» **Supplied material**
+===+
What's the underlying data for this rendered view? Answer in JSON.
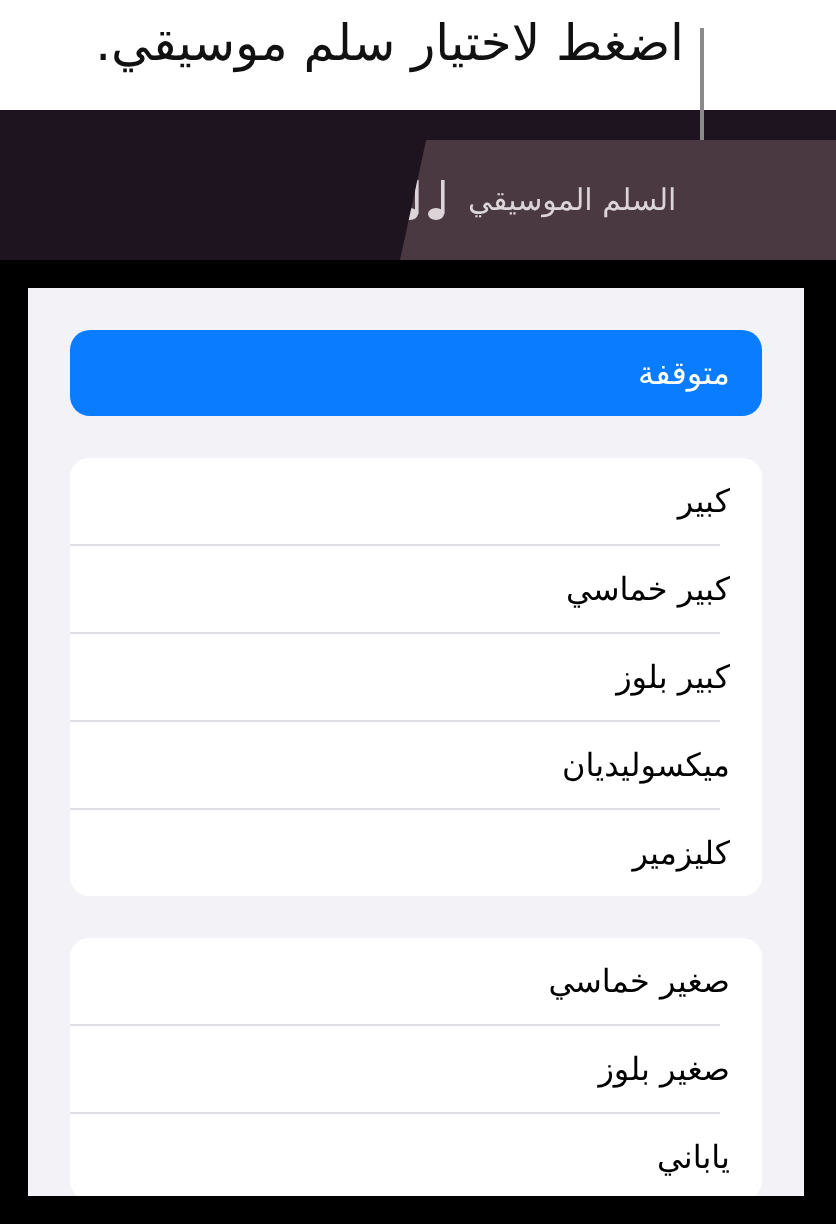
{
  "callout": {
    "text": "اضغط لاختيار سلم موسيقي."
  },
  "tab": {
    "label": "السلم الموسيقي"
  },
  "scale_groups": [
    [
      {
        "label": "متوقفة",
        "selected": true
      }
    ],
    [
      {
        "label": "كبير",
        "selected": false
      },
      {
        "label": "كبير خماسي",
        "selected": false
      },
      {
        "label": "كبير بلوز",
        "selected": false
      },
      {
        "label": "ميكسوليديان",
        "selected": false
      },
      {
        "label": "كليزمير",
        "selected": false
      }
    ],
    [
      {
        "label": "صغير خماسي",
        "selected": false
      },
      {
        "label": "صغير بلوز",
        "selected": false
      },
      {
        "label": "ياباني",
        "selected": false
      }
    ]
  ]
}
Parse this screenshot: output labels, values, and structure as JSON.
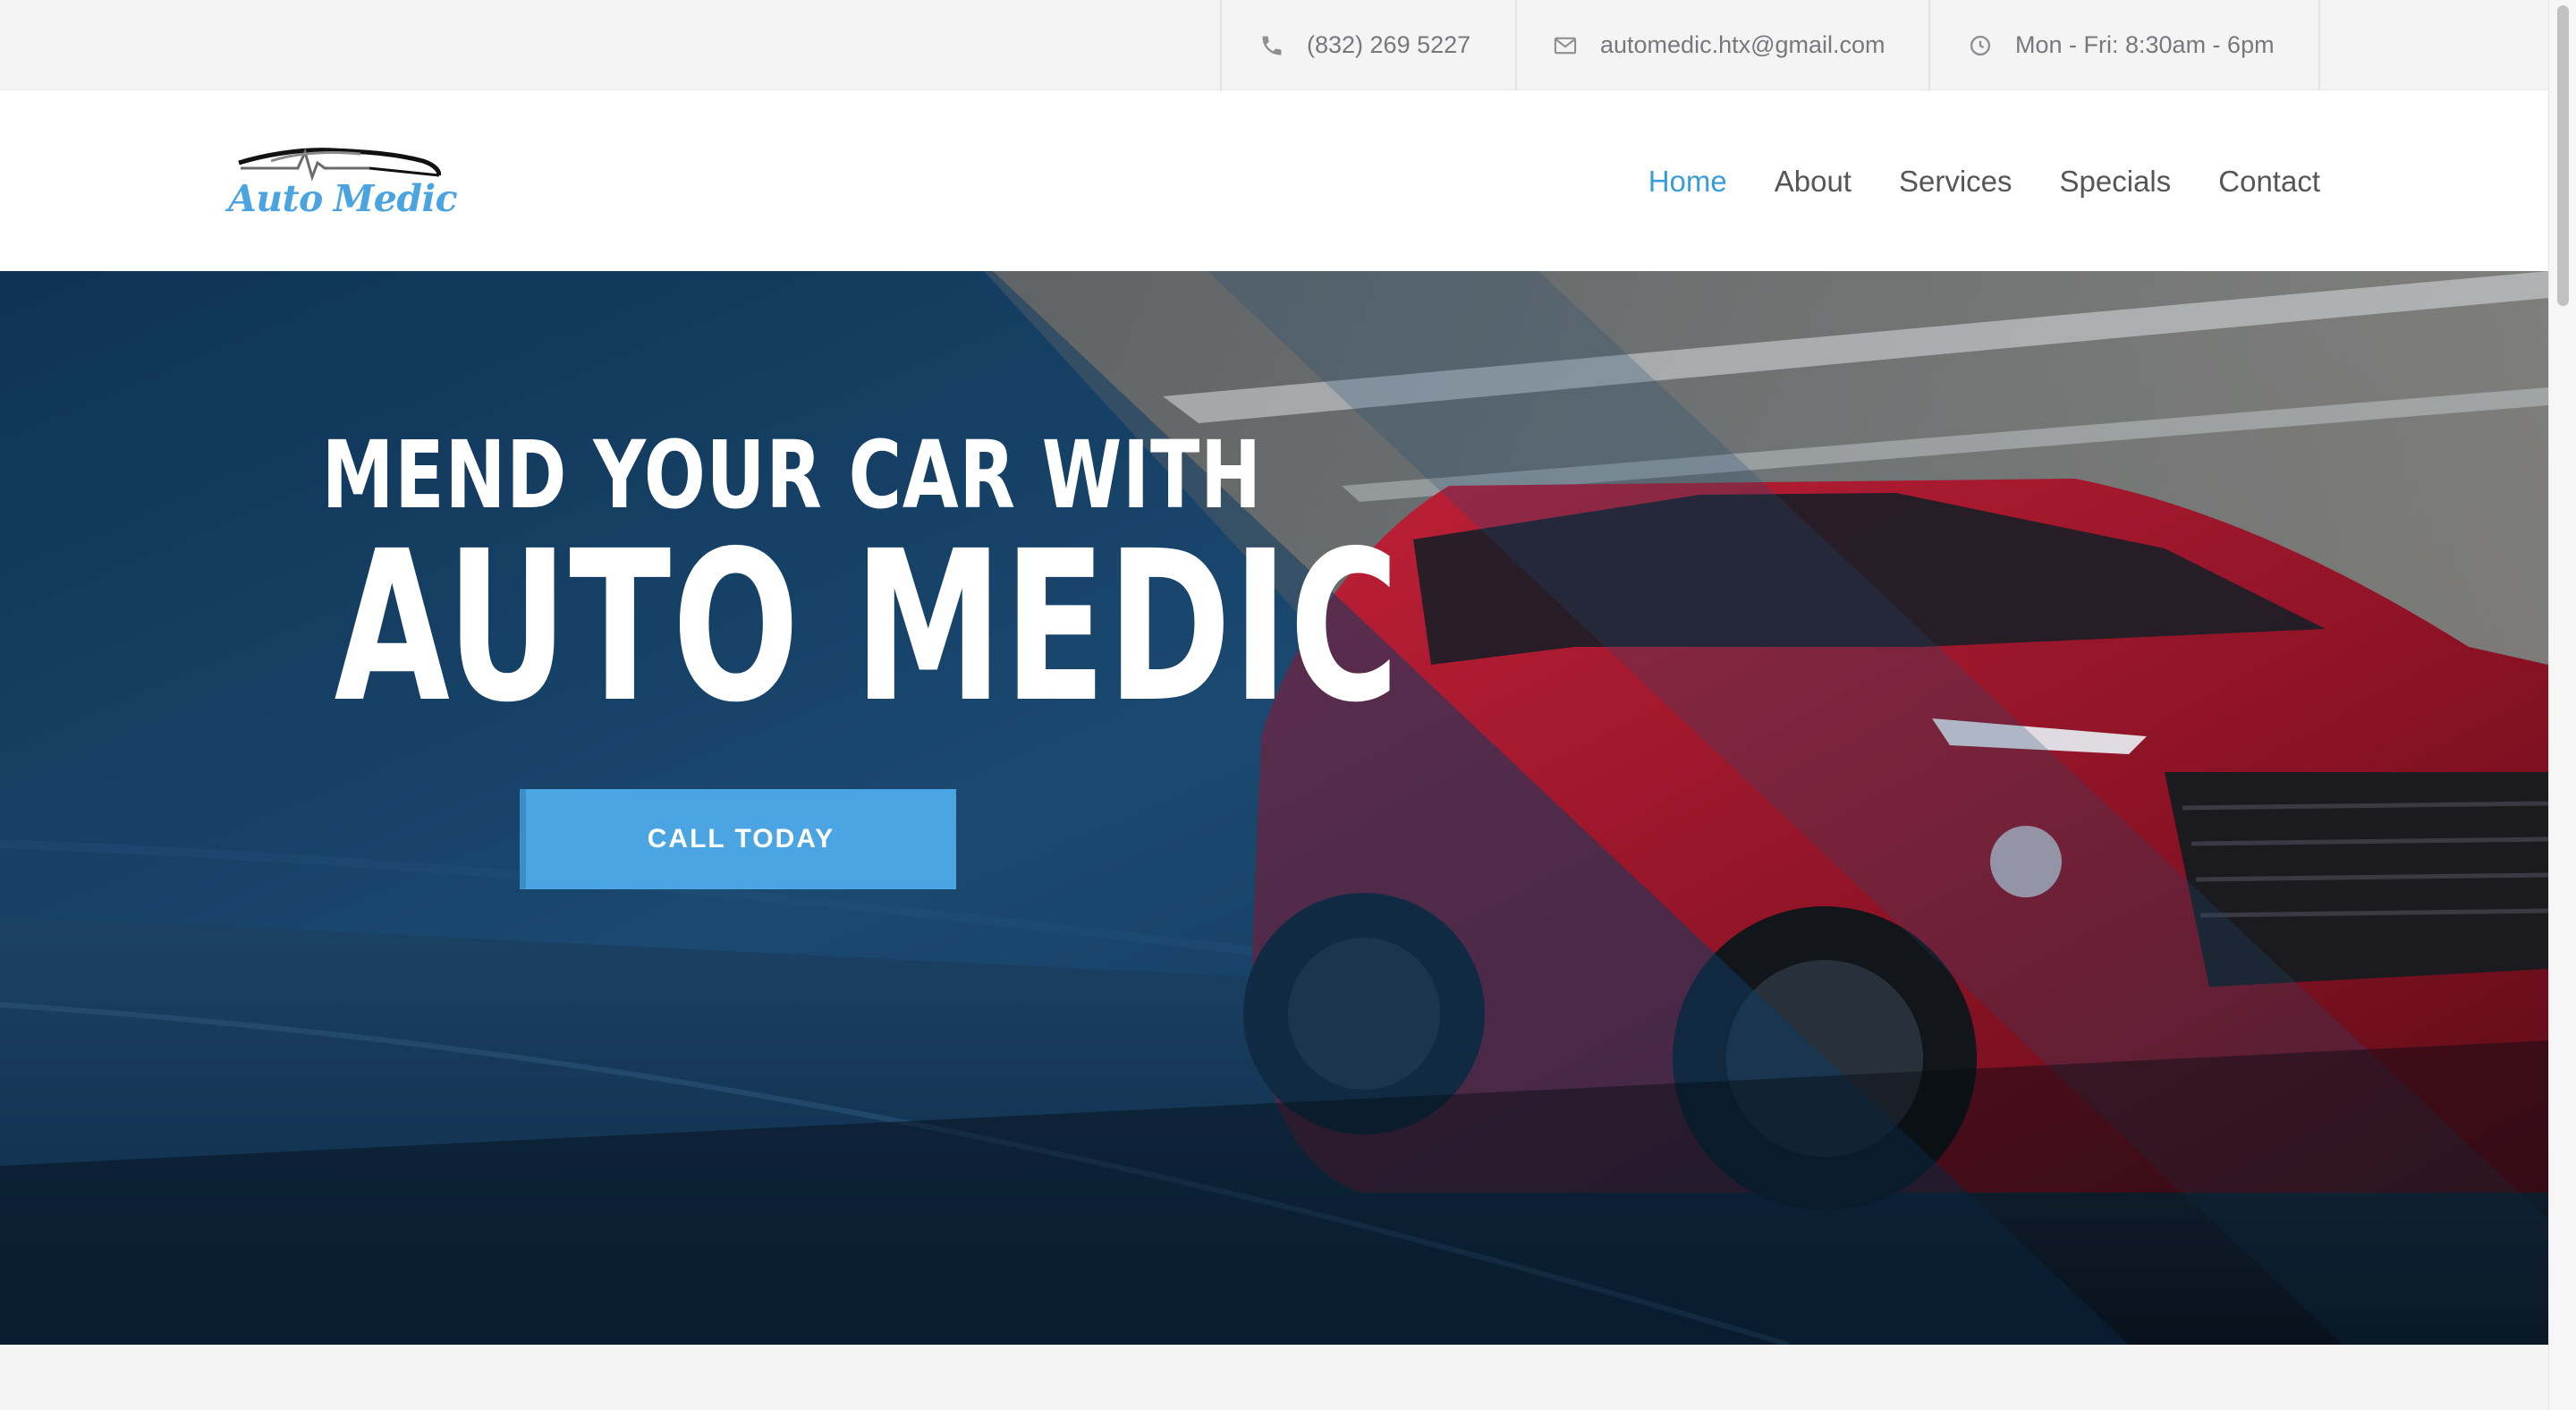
{
  "topbar": {
    "phone": {
      "icon": "phone-icon",
      "text": "(832) 269 5227"
    },
    "email": {
      "icon": "envelope-icon",
      "text": "automedic.htx@gmail.com"
    },
    "hours": {
      "icon": "clock-icon",
      "text": "Mon - Fri: 8:30am - 6pm"
    }
  },
  "header": {
    "logo": {
      "word1": "Auto",
      "word2": "Medic",
      "color": "#4aa4e0"
    },
    "nav": [
      {
        "label": "Home",
        "active": true
      },
      {
        "label": "About",
        "active": false
      },
      {
        "label": "Services",
        "active": false
      },
      {
        "label": "Specials",
        "active": false
      },
      {
        "label": "Contact",
        "active": false
      }
    ],
    "accent": "#3a9ddb"
  },
  "hero": {
    "headline_line1": "MEND YOUR CAR WITH",
    "headline_line2": "AUTO MEDIC",
    "cta_label": "CALL TODAY",
    "cta_color": "#4aa5e2"
  }
}
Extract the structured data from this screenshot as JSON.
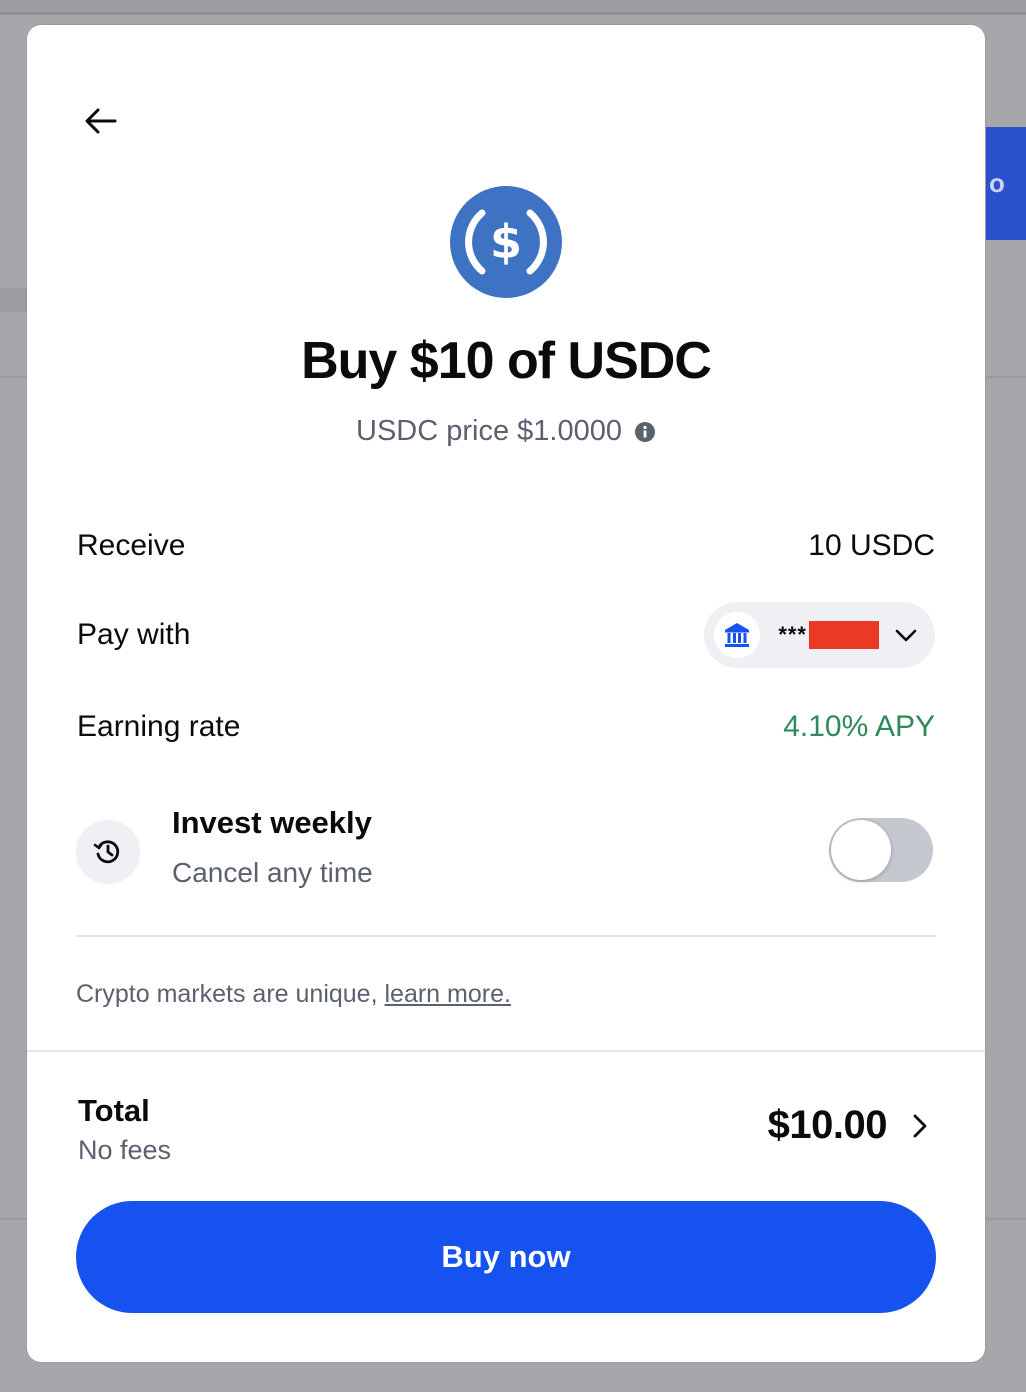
{
  "background": {
    "peek_char": "o"
  },
  "header": {
    "title": "Buy $10 of USDC",
    "price_line": "USDC price $1.0000"
  },
  "asset": {
    "icon": "usdc-coin-icon",
    "brand_color": "#3e73c4"
  },
  "details": {
    "receive_label": "Receive",
    "receive_value": "10 USDC",
    "pay_with_label": "Pay with",
    "pay_with_masked": "***",
    "earning_label": "Earning rate",
    "earning_value": "4.10% APY"
  },
  "invest": {
    "title": "Invest weekly",
    "subtitle": "Cancel any time",
    "enabled": false
  },
  "disclaimer": {
    "text": "Crypto markets are unique, ",
    "link": "learn more."
  },
  "footer": {
    "total_label": "Total",
    "total_sub": "No fees",
    "total_amount": "$10.00",
    "buy_label": "Buy now"
  },
  "colors": {
    "primary": "#1652f0",
    "positive": "#2e8a57",
    "muted": "#5b616e",
    "redaction": "#ea3a26"
  }
}
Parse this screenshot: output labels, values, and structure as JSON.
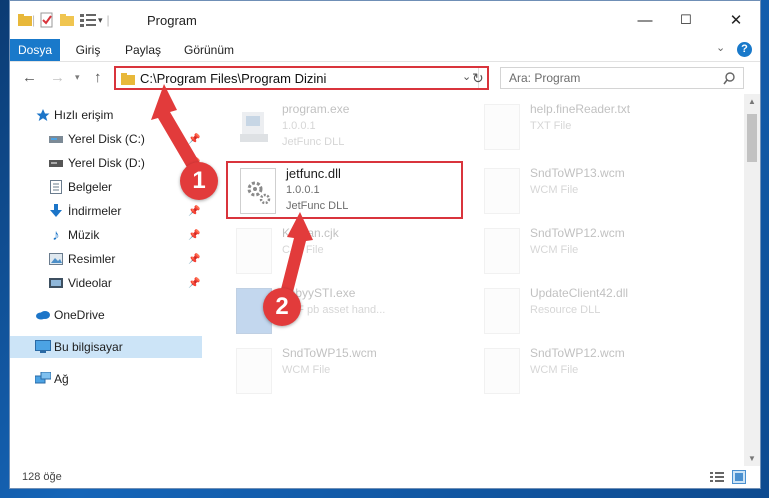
+===+
» **Problem requirements**
Skip the pictures and print each record exactly as it stands.

» **Problem solution**
What's the underlying data for this rendered view? Answer in JSON.
{
  "callout": {
    "text": "اضغط لاختيار سلم موسيقي."
  },
  "tab": {
    "label": "السلم الموسيقي"
  },
  "scale_groups": [
    [
      {
        "label": "متوقفة",
        "selected": true
      }
    ],
    [
      {
        "label": "كبير",
        "selected": false
      },
      {
        "label": "كبير خماسي",
        "selected": false
      },
      {
        "label": "كبير بلوز",
        "selected": false
      },
      {
        "label": "ميكسوليديان",
        "selected": false
      },
      {
        "label": "كليزمير",
        "selected": false
      }
    ],
    [
      {
        "label": "صغير خماسي",
        "selected": false
      },
      {
        "label": "صغير بلوز",
        "selected": false
      },
      {
        "label": "ياباني",
        "selected": false
      }
    ]
  ]
}
Parse this screenshot: output labels, values, and structure as JSON.
{
  "topbar": {
    "phone": {
      "icon": "phone-icon",
      "text": "(832) 269 5227"
    },
    "email": {
      "icon": "envelope-icon",
      "text": "automedic.htx@gmail.com"
    },
    "hours": {
      "icon": "clock-icon",
      "text": "Mon - Fri: 8:30am - 6pm"
    }
  },
  "header": {
    "logo": {
      "word1": "Auto",
      "word2": "Medic",
      "color": "#4aa4e0"
    },
    "nav": [
      {
        "label": "Home",
        "active": true
      },
      {
        "label": "About",
        "active": false
      },
      {
        "label": "Services",
        "active": false
      },
      {
        "label": "Specials",
        "active": false
      },
      {
        "label": "Contact",
        "active": false
      }
    ],
    "accent": "#3a9ddb"
  },
  "hero": {
    "headline_line1": "MEND YOUR CAR WITH",
    "headline_line2": "AUTO MEDIC",
    "cta_label": "CALL TODAY",
    "cta_color": "#4aa5e2"
  }
}
Extract the structured data from this screenshot as JSON.
{
  "background": {
    "peek_char": "o"
  },
  "header": {
    "title": "Buy $10 of USDC",
    "price_line": "USDC price $1.0000"
  },
  "asset": {
    "icon": "usdc-coin-icon",
    "brand_color": "#3e73c4"
  },
  "details": {
    "receive_label": "Receive",
    "receive_value": "10 USDC",
    "pay_with_label": "Pay with",
    "pay_with_masked": "***",
    "earning_label": "Earning rate",
    "earning_value": "4.10% APY"
  },
  "invest": {
    "title": "Invest weekly",
    "subtitle": "Cancel any time",
    "enabled": false
  },
  "disclaimer": {
    "text": "Crypto markets are unique, ",
    "link": "learn more."
  },
  "footer": {
    "total_label": "Total",
    "total_sub": "No fees",
    "total_amount": "$10.00",
    "buy_label": "Buy now"
  },
  "colors": {
    "primary": "#1652f0",
    "positive": "#2e8a57",
    "muted": "#5b616e",
    "redaction": "#ea3a26"
  }
}
Parse this screenshot: output labels, values, and structure as JSON.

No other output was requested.